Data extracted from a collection
^^^^

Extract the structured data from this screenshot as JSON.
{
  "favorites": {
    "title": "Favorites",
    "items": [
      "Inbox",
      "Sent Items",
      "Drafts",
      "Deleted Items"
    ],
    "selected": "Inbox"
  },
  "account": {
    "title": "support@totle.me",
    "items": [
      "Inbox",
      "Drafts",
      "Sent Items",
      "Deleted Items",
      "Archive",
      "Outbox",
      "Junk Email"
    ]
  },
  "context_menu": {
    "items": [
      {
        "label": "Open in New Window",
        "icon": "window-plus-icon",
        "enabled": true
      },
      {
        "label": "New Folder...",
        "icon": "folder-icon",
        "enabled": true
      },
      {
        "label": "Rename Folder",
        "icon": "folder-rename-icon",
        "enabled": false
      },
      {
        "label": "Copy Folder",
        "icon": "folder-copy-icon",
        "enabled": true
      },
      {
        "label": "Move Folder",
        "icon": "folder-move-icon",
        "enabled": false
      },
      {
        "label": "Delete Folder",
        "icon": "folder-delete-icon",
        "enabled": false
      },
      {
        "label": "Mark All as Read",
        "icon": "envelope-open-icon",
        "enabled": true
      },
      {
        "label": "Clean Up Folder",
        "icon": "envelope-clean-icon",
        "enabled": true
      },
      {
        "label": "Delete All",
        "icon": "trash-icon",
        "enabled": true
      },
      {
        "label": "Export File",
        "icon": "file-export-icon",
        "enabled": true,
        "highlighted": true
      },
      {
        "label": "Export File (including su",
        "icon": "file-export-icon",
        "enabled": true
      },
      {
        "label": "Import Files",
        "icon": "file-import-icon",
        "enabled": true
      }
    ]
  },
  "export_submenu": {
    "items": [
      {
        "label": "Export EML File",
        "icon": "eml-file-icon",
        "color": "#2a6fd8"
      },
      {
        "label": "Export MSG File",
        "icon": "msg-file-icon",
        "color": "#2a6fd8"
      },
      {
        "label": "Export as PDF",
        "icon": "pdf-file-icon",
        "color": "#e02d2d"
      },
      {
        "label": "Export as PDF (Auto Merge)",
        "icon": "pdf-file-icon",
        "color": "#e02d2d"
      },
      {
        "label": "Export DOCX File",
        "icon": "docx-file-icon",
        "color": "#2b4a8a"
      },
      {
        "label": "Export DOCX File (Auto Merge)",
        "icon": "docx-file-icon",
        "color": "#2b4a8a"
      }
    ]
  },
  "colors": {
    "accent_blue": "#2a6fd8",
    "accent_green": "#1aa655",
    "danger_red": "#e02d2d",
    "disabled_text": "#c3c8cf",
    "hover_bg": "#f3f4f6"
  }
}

^^^^

Copy out the full set of records precisely, leaving nothing out.

Output for this task
Extract the structured data from this screenshot as JSON.
{
  "favorites": {
    "title": "Favorites",
    "items": [
      "Inbox",
      "Sent Items",
      "Drafts",
      "Deleted Items"
    ],
    "selected": "Inbox"
  },
  "account": {
    "title": "support@totle.me",
    "items": [
      "Inbox",
      "Drafts",
      "Sent Items",
      "Deleted Items",
      "Archive",
      "Outbox",
      "Junk Email"
    ]
  },
  "context_menu": {
    "items": [
      {
        "label": "Open in New Window",
        "icon": "window-plus-icon",
        "enabled": true
      },
      {
        "label": "New Folder...",
        "icon": "folder-icon",
        "enabled": true
      },
      {
        "label": "Rename Folder",
        "icon": "folder-rename-icon",
        "enabled": false
      },
      {
        "label": "Copy Folder",
        "icon": "folder-copy-icon",
        "enabled": true
      },
      {
        "label": "Move Folder",
        "icon": "folder-move-icon",
        "enabled": false
      },
      {
        "label": "Delete Folder",
        "icon": "folder-delete-icon",
        "enabled": false
      },
      {
        "label": "Mark All as Read",
        "icon": "envelope-open-icon",
        "enabled": true
      },
      {
        "label": "Clean Up Folder",
        "icon": "envelope-clean-icon",
        "enabled": true
      },
      {
        "label": "Delete All",
        "icon": "trash-icon",
        "enabled": true
      },
      {
        "label": "Export File",
        "icon": "file-export-icon",
        "enabled": true,
        "highlighted": true
      },
      {
        "label": "Export File (including su",
        "icon": "file-export-icon",
        "enabled": true
      },
      {
        "label": "Import Files",
        "icon": "file-import-icon",
        "enabled": true
      }
    ]
  },
  "export_submenu": {
    "items": [
      {
        "label": "Export EML File",
        "icon": "eml-file-icon",
        "color": "#2a6fd8"
      },
      {
        "label": "Export MSG File",
        "icon": "msg-file-icon",
        "color": "#2a6fd8"
      },
      {
        "label": "Export as PDF",
        "icon": "pdf-file-icon",
        "color": "#e02d2d"
      },
      {
        "label": "Export as PDF (Auto Merge)",
        "icon": "pdf-file-icon",
        "color": "#e02d2d"
      },
      {
        "label": "Export DOCX File",
        "icon": "docx-file-icon",
        "color": "#2b4a8a"
      },
      {
        "label": "Export DOCX File (Auto Merge)",
        "icon": "docx-file-icon",
        "color": "#2b4a8a"
      }
    ]
  },
  "colors": {
    "accent_blue": "#2a6fd8",
    "accent_green": "#1aa655",
    "danger_red": "#e02d2d",
    "disabled_text": "#c3c8cf",
    "hover_bg": "#f3f4f6"
  }
}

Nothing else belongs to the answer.